Copy every line in which the string "Base" occurs.

━━ Data supplied ━━

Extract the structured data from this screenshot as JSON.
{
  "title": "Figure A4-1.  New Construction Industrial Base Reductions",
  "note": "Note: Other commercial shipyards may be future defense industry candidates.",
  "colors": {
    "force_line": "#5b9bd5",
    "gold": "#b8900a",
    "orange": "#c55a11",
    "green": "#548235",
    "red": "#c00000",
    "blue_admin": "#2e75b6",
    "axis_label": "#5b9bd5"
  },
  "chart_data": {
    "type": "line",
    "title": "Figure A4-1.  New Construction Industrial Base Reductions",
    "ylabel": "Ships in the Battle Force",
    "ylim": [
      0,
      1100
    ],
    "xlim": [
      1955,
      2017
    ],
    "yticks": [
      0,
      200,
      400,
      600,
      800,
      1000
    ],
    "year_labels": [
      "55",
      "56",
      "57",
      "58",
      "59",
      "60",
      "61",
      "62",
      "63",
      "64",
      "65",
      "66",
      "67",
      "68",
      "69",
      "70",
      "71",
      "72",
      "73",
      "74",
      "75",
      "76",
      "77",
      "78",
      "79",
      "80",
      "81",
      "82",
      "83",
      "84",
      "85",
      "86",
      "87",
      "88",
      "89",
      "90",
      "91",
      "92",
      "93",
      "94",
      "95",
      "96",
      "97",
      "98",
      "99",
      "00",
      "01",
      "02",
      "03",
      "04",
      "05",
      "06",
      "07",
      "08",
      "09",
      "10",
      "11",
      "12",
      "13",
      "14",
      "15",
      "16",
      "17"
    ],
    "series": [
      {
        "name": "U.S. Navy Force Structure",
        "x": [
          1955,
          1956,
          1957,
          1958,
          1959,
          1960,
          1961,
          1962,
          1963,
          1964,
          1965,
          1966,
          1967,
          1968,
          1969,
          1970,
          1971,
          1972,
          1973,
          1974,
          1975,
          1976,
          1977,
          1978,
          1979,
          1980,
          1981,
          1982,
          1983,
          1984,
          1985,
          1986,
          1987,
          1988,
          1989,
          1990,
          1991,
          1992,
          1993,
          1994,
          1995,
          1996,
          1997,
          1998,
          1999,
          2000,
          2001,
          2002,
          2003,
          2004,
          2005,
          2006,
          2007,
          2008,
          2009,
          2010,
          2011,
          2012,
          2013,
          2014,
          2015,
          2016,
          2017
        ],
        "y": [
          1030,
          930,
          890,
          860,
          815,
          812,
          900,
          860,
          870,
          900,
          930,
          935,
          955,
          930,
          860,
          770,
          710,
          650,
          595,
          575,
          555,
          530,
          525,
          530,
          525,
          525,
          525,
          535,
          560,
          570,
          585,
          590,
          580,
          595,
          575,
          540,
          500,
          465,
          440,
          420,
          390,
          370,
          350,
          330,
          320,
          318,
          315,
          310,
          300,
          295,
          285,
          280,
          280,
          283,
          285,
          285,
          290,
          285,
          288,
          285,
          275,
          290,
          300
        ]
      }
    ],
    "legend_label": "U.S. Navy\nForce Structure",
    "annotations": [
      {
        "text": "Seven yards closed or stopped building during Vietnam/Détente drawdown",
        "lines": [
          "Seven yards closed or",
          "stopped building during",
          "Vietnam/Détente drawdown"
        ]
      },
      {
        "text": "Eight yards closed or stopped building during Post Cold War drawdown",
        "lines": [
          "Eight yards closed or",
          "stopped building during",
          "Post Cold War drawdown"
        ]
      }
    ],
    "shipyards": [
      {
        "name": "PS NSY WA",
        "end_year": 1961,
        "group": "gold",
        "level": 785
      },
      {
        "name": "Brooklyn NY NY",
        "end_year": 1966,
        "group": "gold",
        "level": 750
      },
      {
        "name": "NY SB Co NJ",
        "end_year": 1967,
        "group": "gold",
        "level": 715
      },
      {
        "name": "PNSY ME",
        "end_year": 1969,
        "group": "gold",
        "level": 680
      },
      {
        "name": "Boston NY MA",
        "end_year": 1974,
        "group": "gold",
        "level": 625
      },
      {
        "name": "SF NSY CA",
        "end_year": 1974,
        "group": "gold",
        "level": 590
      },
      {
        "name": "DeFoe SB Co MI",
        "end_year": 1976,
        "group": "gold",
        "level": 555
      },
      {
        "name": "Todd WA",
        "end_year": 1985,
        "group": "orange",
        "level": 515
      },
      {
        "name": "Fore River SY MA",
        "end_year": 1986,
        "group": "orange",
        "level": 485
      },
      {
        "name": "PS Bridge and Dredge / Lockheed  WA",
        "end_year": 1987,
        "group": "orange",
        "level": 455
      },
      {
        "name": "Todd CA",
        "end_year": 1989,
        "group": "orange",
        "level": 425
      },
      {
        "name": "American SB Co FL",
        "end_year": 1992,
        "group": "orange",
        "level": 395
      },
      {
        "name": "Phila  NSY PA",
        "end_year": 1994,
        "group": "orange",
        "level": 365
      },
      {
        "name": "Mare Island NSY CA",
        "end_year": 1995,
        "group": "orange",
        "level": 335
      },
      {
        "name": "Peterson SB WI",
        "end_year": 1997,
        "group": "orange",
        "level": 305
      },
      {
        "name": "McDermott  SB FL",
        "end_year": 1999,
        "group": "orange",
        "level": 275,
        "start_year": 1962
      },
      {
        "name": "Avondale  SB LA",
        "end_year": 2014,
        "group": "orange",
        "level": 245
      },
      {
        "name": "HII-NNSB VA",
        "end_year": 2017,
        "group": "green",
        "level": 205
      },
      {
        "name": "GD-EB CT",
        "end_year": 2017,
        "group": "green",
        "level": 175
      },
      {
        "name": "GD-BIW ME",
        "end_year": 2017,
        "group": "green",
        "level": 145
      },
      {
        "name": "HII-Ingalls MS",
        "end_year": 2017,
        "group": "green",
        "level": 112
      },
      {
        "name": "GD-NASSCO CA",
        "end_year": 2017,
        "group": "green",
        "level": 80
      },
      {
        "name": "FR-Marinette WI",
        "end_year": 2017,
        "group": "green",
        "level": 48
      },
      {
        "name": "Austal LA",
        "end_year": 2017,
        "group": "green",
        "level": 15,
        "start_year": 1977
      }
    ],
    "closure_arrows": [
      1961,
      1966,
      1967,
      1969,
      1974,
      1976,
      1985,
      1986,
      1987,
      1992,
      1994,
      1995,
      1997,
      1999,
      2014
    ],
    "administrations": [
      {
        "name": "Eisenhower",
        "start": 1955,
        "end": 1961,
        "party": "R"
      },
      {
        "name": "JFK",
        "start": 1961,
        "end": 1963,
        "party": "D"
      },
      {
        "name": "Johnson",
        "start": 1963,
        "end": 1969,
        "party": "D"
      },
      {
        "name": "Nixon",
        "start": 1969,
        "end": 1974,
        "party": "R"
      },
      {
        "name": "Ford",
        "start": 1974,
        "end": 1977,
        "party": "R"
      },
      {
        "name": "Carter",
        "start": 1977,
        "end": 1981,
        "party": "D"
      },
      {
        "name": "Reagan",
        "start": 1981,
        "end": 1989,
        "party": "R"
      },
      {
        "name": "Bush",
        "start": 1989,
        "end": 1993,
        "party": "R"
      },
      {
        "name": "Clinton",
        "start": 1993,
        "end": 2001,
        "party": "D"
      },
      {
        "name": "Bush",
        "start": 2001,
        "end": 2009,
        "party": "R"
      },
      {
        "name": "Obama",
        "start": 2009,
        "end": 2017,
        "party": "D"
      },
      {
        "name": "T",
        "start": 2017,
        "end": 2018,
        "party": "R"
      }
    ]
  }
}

━━━

**Exercise result**
  "title": "Figure A4-1.  New Construction Industrial Base Reductions",
    "title": "Figure A4-1.  New Construction Industrial Base Reductions",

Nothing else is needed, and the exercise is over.